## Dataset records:
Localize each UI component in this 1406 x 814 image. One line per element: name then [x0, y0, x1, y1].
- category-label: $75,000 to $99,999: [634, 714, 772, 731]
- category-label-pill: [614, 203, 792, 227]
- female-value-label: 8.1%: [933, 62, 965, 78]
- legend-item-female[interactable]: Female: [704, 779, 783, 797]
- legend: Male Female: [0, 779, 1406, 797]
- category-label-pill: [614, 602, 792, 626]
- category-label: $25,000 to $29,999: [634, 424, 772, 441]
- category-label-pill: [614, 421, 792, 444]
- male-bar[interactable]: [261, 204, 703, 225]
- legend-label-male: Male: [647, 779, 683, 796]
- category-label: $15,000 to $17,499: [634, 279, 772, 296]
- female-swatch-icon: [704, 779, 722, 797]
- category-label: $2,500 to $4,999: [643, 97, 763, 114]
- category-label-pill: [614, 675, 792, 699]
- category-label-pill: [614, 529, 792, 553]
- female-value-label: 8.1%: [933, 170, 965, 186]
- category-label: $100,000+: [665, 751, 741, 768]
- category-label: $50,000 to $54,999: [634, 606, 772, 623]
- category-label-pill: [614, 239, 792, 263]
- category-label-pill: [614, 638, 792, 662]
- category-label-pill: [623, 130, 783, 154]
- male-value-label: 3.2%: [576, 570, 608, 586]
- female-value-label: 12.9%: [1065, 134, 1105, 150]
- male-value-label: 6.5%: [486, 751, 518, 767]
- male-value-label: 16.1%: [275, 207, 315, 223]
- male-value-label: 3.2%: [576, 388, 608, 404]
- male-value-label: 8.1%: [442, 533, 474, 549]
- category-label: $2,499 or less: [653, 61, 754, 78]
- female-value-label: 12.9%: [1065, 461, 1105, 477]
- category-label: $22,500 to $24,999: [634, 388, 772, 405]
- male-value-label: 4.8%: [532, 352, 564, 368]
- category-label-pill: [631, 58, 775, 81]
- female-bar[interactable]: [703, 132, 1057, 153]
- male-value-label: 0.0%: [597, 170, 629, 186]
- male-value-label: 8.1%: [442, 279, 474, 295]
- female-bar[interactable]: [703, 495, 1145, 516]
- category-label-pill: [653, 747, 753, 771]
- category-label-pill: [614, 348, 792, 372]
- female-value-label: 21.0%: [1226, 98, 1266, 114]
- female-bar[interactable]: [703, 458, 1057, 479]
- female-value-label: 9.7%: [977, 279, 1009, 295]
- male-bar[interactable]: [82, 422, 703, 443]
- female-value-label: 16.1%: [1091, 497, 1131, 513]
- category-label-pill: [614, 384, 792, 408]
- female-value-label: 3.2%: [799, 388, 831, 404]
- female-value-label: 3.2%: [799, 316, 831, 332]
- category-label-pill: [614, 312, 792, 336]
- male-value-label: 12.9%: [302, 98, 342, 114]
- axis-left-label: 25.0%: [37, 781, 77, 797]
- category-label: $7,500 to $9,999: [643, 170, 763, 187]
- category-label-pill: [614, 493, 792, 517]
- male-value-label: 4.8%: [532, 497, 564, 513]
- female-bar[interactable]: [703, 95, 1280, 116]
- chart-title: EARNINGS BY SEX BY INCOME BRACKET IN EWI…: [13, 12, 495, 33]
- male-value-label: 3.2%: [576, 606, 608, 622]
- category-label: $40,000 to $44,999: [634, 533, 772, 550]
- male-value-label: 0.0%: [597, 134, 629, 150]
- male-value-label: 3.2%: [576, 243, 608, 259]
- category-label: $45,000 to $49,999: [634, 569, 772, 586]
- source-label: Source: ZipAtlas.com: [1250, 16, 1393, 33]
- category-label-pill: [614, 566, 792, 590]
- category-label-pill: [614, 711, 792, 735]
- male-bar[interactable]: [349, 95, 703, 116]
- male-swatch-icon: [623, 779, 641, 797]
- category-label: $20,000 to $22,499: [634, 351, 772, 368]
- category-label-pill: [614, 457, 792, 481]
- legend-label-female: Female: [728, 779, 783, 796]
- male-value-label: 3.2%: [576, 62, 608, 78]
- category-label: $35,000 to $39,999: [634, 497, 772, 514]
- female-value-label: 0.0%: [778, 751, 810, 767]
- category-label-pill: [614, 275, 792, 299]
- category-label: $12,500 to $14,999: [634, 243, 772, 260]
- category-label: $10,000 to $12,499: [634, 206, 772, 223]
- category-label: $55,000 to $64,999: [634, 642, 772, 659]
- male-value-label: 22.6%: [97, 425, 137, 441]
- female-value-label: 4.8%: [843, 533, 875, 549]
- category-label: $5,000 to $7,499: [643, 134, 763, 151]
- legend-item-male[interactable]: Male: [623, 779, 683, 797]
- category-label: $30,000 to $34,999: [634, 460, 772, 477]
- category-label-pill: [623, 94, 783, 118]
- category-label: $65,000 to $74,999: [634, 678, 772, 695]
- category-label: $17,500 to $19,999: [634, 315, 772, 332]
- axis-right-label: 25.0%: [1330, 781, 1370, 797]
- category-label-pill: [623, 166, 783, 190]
* * *
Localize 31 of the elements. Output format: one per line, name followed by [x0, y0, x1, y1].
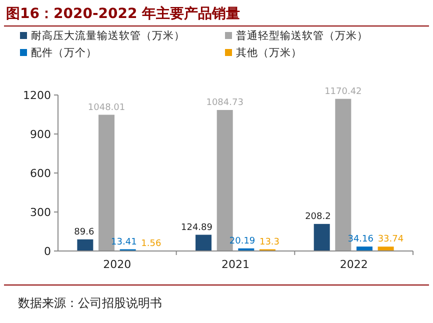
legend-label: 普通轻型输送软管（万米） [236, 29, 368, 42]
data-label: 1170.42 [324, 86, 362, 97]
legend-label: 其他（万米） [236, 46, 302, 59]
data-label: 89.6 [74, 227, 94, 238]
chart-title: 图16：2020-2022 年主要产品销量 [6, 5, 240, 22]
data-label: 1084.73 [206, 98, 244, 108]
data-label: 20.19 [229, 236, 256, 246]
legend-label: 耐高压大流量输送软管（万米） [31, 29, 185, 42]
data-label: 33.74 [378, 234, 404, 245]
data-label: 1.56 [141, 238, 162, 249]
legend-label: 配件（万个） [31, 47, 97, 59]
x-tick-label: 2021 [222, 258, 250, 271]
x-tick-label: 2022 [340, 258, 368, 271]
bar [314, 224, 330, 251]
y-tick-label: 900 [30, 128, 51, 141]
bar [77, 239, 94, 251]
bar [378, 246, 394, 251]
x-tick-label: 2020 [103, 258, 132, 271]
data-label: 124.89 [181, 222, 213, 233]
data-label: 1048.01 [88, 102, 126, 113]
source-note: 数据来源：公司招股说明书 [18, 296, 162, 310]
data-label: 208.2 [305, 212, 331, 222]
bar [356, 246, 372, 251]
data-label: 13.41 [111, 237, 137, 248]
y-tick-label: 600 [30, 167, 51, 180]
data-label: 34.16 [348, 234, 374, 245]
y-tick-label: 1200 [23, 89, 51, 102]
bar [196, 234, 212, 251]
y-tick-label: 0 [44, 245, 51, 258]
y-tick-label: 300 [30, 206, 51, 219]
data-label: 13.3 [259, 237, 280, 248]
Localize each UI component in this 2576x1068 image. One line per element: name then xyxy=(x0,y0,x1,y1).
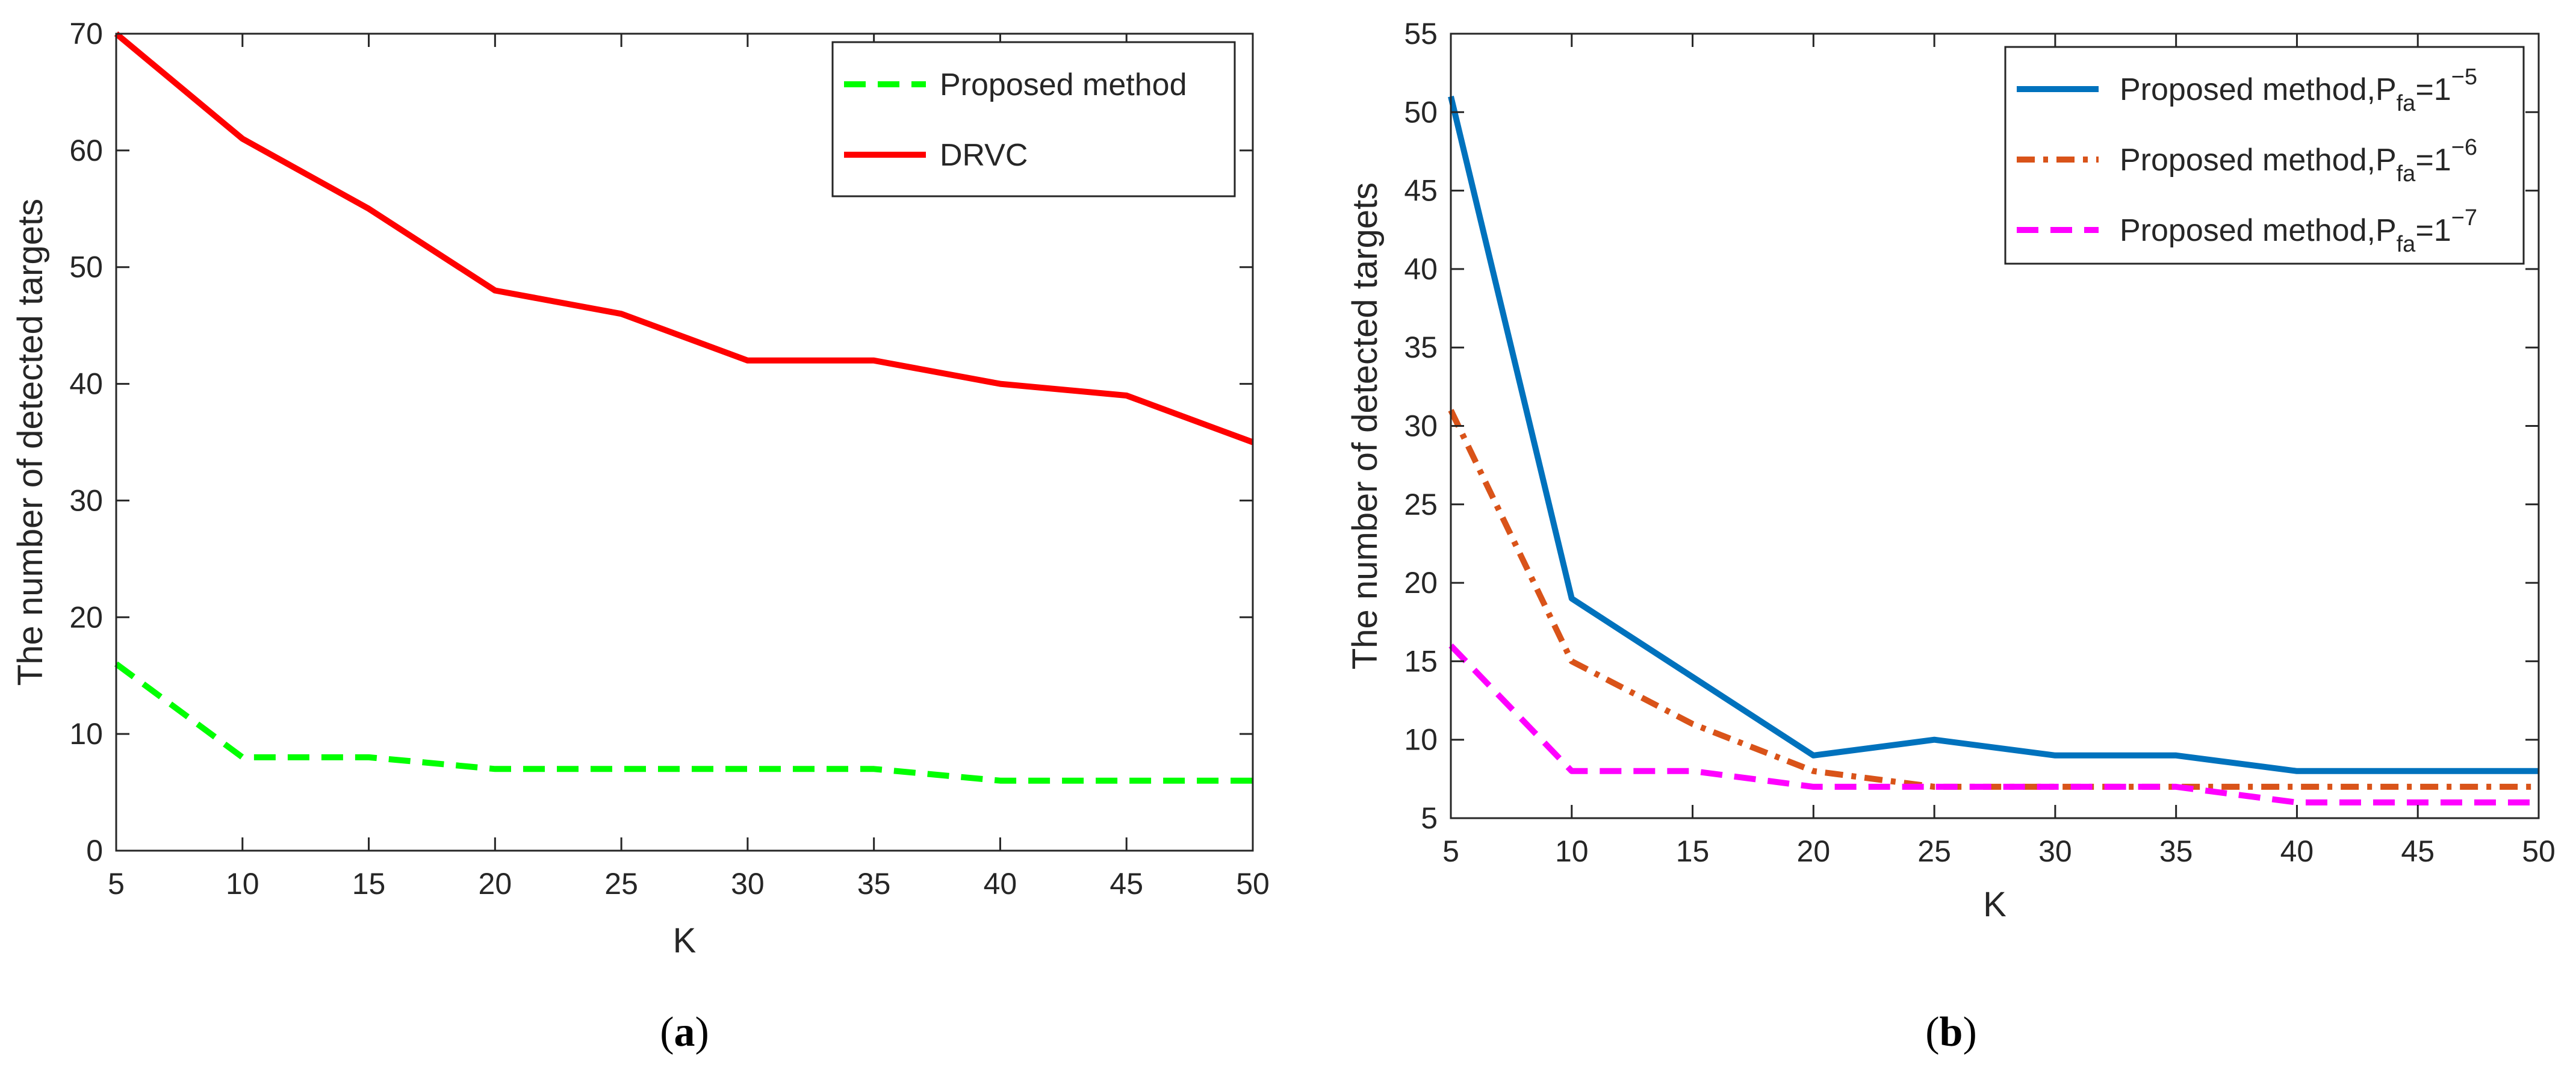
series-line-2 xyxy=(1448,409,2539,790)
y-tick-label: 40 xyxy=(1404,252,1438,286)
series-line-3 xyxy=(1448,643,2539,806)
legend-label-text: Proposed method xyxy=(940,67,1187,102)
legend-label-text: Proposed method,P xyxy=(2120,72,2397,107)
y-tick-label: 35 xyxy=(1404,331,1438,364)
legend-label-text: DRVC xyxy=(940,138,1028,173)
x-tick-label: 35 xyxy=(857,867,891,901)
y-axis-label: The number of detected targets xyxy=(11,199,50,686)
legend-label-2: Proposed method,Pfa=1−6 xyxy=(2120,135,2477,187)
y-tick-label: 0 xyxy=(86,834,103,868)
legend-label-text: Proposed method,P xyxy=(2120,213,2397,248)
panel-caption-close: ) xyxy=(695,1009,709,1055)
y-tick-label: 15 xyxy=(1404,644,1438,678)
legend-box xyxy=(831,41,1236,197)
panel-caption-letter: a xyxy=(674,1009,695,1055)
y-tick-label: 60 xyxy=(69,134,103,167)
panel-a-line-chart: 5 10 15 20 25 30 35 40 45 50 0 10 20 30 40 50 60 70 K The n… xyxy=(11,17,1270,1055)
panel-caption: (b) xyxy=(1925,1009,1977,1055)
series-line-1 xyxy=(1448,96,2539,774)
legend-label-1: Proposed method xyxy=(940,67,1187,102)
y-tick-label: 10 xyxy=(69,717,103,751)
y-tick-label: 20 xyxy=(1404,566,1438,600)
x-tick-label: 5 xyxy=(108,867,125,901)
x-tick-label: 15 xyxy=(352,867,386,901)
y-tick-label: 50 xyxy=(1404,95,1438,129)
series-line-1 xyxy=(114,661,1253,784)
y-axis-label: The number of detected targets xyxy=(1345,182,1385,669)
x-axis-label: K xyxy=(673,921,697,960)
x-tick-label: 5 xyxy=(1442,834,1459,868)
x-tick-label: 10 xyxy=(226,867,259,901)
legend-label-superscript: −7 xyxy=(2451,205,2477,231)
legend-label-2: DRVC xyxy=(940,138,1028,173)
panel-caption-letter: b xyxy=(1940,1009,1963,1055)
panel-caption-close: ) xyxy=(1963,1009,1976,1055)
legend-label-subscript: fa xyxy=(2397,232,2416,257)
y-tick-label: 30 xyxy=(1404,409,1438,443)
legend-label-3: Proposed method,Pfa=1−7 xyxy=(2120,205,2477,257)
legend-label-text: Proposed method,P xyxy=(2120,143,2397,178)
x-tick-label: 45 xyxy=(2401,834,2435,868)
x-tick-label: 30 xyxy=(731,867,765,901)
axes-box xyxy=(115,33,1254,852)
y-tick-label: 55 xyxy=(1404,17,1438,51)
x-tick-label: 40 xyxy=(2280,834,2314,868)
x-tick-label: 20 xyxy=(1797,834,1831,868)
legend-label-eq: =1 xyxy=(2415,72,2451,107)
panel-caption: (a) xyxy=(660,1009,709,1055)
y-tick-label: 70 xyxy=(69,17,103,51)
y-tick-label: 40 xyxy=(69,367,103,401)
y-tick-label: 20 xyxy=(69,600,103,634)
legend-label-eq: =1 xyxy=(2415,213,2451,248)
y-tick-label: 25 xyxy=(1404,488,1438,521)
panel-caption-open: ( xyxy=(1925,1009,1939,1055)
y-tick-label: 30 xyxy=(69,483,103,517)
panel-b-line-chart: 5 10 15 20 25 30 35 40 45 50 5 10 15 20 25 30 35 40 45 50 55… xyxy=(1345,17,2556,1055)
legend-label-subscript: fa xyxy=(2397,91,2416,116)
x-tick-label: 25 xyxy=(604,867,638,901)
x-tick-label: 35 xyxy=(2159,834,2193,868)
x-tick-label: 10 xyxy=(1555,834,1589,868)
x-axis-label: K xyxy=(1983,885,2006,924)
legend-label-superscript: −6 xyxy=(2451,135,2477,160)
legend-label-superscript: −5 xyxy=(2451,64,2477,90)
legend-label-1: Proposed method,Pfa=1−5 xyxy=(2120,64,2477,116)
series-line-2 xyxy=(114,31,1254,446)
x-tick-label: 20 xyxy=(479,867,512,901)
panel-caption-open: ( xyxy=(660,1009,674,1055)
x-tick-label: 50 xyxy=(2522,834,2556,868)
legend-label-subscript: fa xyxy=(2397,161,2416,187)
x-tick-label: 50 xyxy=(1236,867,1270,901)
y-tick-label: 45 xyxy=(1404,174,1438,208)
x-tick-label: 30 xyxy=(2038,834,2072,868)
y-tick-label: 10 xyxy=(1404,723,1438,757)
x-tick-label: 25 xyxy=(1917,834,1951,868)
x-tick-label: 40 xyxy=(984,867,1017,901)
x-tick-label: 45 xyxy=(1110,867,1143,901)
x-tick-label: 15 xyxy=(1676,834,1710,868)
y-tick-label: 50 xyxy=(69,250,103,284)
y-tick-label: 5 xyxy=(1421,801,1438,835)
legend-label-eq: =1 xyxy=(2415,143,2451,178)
==
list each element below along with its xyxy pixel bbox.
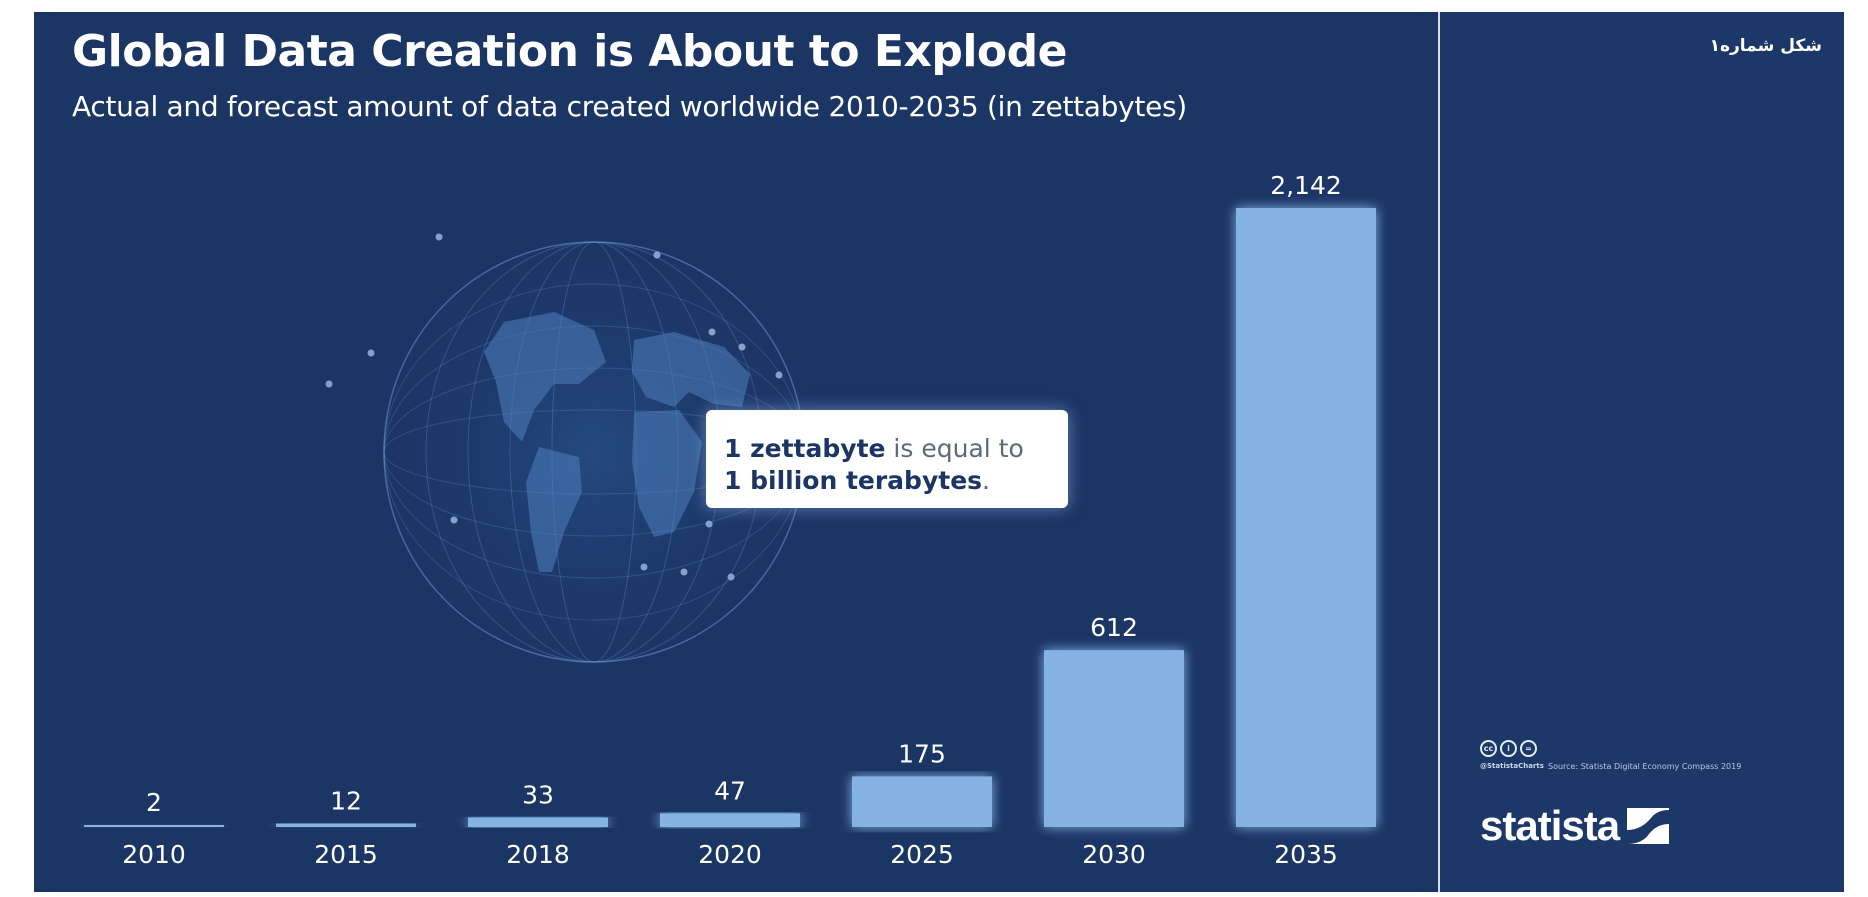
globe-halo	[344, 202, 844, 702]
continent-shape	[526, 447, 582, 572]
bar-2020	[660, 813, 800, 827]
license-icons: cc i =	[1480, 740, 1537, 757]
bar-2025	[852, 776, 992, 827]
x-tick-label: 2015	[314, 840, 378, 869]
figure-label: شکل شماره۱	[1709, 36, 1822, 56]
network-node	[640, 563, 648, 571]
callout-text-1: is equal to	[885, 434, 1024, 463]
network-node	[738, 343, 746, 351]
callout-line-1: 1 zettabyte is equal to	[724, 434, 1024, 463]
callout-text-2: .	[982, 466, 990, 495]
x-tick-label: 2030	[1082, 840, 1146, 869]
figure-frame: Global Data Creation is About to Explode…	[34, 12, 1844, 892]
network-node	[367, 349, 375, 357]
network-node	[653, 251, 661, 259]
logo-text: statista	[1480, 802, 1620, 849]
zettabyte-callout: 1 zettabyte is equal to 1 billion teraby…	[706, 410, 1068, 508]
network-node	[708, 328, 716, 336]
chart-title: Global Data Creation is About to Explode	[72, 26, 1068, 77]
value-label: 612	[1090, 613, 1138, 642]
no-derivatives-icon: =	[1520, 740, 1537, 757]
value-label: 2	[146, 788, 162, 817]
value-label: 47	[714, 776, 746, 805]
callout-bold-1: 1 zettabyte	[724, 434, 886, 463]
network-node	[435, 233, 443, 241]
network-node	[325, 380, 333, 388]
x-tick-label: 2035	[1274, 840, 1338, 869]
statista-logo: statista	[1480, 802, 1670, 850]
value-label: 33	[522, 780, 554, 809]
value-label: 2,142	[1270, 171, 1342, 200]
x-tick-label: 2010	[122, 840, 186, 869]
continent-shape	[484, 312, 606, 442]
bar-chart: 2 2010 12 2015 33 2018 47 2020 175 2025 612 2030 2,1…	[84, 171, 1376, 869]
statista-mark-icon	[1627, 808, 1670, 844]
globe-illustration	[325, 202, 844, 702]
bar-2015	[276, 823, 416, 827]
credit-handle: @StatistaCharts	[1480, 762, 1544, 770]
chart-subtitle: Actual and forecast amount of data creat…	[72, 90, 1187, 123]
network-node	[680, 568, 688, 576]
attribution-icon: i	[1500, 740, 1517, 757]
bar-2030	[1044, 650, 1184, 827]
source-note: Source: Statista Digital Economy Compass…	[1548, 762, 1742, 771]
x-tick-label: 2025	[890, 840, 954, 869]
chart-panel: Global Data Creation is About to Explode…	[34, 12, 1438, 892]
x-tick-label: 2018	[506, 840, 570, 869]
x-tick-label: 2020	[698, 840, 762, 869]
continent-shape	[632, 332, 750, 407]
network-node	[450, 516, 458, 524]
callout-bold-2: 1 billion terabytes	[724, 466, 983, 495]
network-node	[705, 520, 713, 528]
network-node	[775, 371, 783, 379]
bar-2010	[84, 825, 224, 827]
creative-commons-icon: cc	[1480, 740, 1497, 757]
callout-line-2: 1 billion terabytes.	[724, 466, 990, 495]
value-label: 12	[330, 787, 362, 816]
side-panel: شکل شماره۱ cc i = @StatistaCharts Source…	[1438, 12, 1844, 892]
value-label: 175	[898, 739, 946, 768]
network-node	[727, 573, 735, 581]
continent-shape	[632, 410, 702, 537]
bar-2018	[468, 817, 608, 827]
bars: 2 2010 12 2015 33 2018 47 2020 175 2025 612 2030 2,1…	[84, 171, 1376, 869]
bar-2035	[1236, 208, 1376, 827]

## OBJECTIVE:
Please copy the entries word for word, from the line containing "Localize each UI component in this 1406" through the line containing "- category-label-pill: [614, 529, 792, 553]", both included.

## EXERCISE ANSWER:
Localize each UI component in this 1406 x 814 image. One line per element: name then [x0, y0, x1, y1].
- category-label: $75,000 to $99,999: [634, 714, 772, 731]
- category-label-pill: [614, 203, 792, 227]
- female-value-label: 8.1%: [933, 62, 965, 78]
- legend-item-female[interactable]: Female: [704, 779, 783, 797]
- legend: Male Female: [0, 779, 1406, 797]
- category-label-pill: [614, 602, 792, 626]
- category-label: $25,000 to $29,999: [634, 424, 772, 441]
- category-label-pill: [614, 421, 792, 444]
- male-bar[interactable]: [261, 204, 703, 225]
- legend-label-male: Male: [647, 779, 683, 796]
- category-label: $15,000 to $17,499: [634, 279, 772, 296]
- female-swatch-icon: [704, 779, 722, 797]
- category-label: $2,500 to $4,999: [643, 97, 763, 114]
- category-label-pill: [614, 675, 792, 699]
- category-label-pill: [614, 529, 792, 553]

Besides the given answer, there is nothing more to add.